= Directions for this task =
Report back each line of the records that contains the string "خلال".

(Extracted data entries)

○ ○ ○ ○ ○ ○ ○

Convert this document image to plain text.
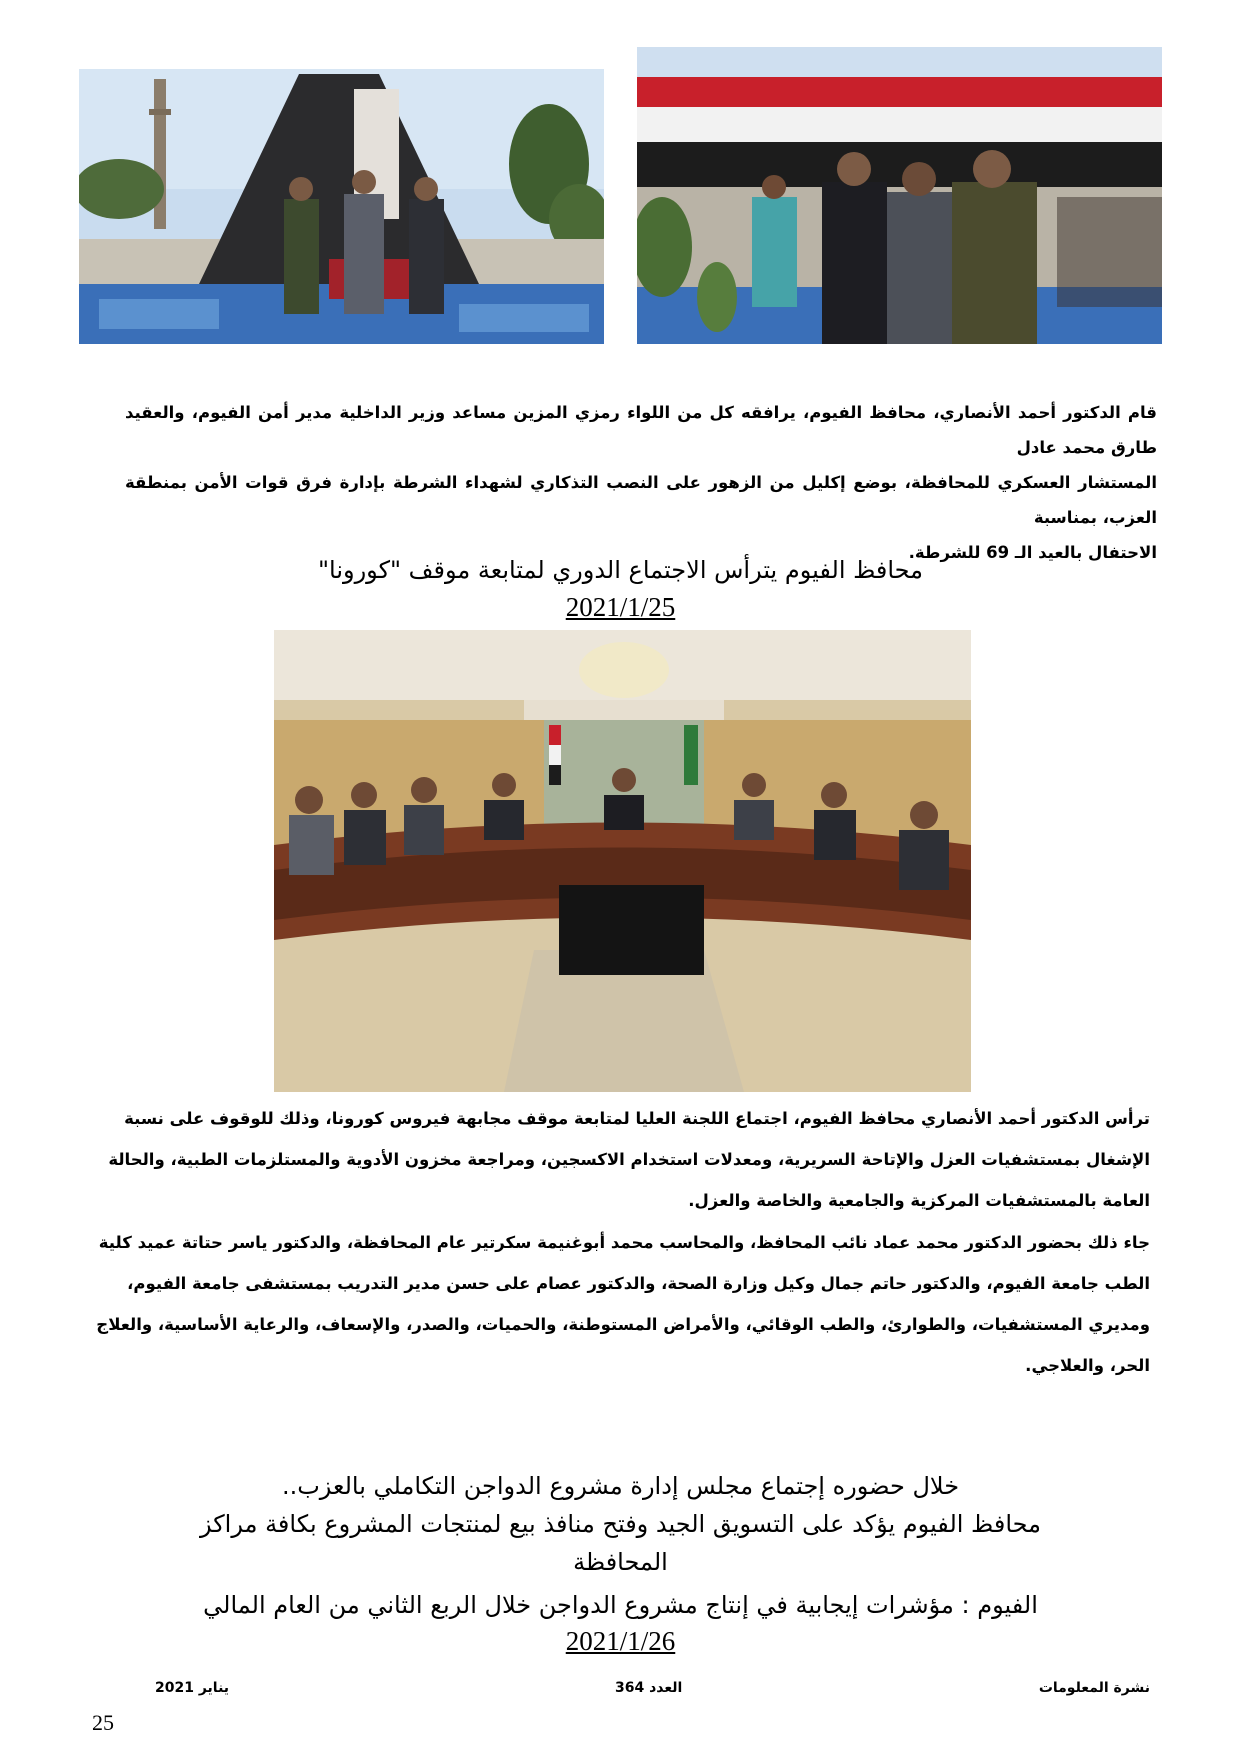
قام الدكتور أحمد الأنصاري، محافظ الفيوم، يرافقه كل من اللواء رمزي المزين مساعد وزير الداخلية مدير أمن الفيوم، والعقيد طارق محمد عادل

المستشار العسكري للمحافظة، بوضع إكليل من الزهور على النصب التذكاري لشهداء الشرطة بإدارة فرق قوات الأمن بمنطقة العزب، بمناسبة

الاحتفال بالعيد الـ 69 للشرطة.

محافظ الفيوم يترأس الاجتماع الدوري لمتابعة موقف "كورونا"
2021/1/25

ترأس الدكتور أحمد الأنصاري محافظ الفيوم، اجتماع اللجنة العليا لمتابعة موقف مجابهة فيروس كورونا، وذلك للوقوف على نسبة

الإشغال بمستشفيات العزل والإتاحة السريرية، ومعدلات استخدام الاكسجين، ومراجعة مخزون الأدوية والمستلزمات الطبية، والحالة

العامة بالمستشفيات المركزية والجامعية والخاصة والعزل.

جاء ذلك بحضور الدكتور محمد عماد نائب المحافظ، والمحاسب محمد أبوغنيمة سكرتير عام المحافظة، والدكتور ياسر حتاتة عميد كلية

الطب جامعة الفيوم، والدكتور حاتم جمال وكيل وزارة الصحة، والدكتور عصام على حسن مدير التدريب بمستشفى جامعة الفيوم،

ومديري المستشفيات، والطوارئ، والطب الوقائي، والأمراض المستوطنة، والحميات، والصدر، والإسعاف، والرعاية الأساسية، والعلاج

الحر، والعلاجي.

خلال حضوره إجتماع مجلس إدارة مشروع الدواجن التكاملي بالعزب..
محافظ الفيوم يؤكد على التسويق الجيد وفتح منافذ بيع لمنتجات المشروع بكافة مراكز
المحافظة
الفيوم : مؤشرات إيجابية في إنتاج مشروع الدواجن خلال الربع الثاني من العام المالي
2021/1/26
نشرة المعلومات
العدد 364
يناير 2021
25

○ ○ ○ ○ ○ ○ ○

= Response to the exercise =
خلال حضوره إجتماع مجلس إدارة مشروع الدواجن التكاملي بالعزب..
الفيوم : مؤشرات إيجابية في إنتاج مشروع الدواجن خلال الربع الثاني من العام المالي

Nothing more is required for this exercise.